───── INFORMATION SUPPLIED ─────

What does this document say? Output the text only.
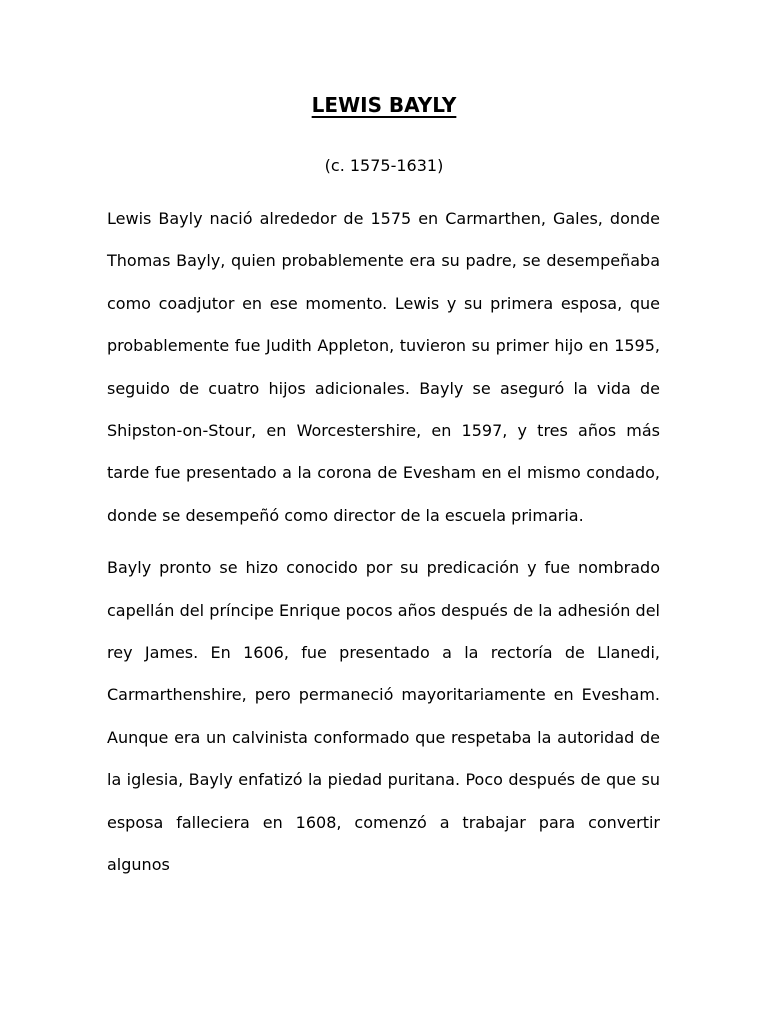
LEWIS BAYLY

(c. 1575-1631)

Lewis Bayly nació alrededor de 1575 en Carmarthen, Gales, donde Thomas Bayly, quien probablemente era su padre, se desempeñaba como coadjutor en ese momento. Lewis y su primera esposa, que probablemente fue Judith Appleton, tuvieron su primer hijo en 1595, seguido de cuatro hijos adicionales. Bayly se aseguró la vida de Shipston-on-Stour, en Worcestershire, en 1597, y tres años más tarde fue presentado a la corona de Evesham en el mismo condado, donde se desempeñó como director de la escuela primaria.

Bayly pronto se hizo conocido por su predicación y fue nombrado capellán del príncipe Enrique pocos años después de la adhesión del rey James. En 1606, fue presentado a la rectoría de Llanedi, Carmarthenshire, pero permaneció mayoritariamente en Evesham. Aunque era un calvinista conformado que respetaba la autoridad de la iglesia, Bayly enfatizó la piedad puritana. Poco después de que su esposa falleciera en 1608, comenzó a trabajar para convertir algunos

─────

TASK DETAILS:
Go through the entries above and output them exactly, without pictures.

IN RESPONSE:
What does this document say? Output the text only.
LEWIS BAYLY

(c. 1575-1631)

Lewis Bayly nació alrededor de 1575 en Carmarthen, Gales, donde Thomas Bayly, quien probablemente era su padre, se desempeñaba como coadjutor en ese momento. Lewis y su primera esposa, que probablemente fue Judith Appleton, tuvieron su primer hijo en 1595, seguido de cuatro hijos adicionales. Bayly se aseguró la vida de Shipston-on-Stour, en Worcestershire, en 1597, y tres años más tarde fue presentado a la corona de Evesham en el mismo condado, donde se desempeñó como director de la escuela primaria.

Bayly pronto se hizo conocido por su predicación y fue nombrado capellán del príncipe Enrique pocos años después de la adhesión del rey James. En 1606, fue presentado a la rectoría de Llanedi, Carmarthenshire, pero permaneció mayoritariamente en Evesham. Aunque era un calvinista conformado que respetaba la autoridad de la iglesia, Bayly enfatizó la piedad puritana. Poco después de que su esposa falleciera en 1608, comenzó a trabajar para convertir algunos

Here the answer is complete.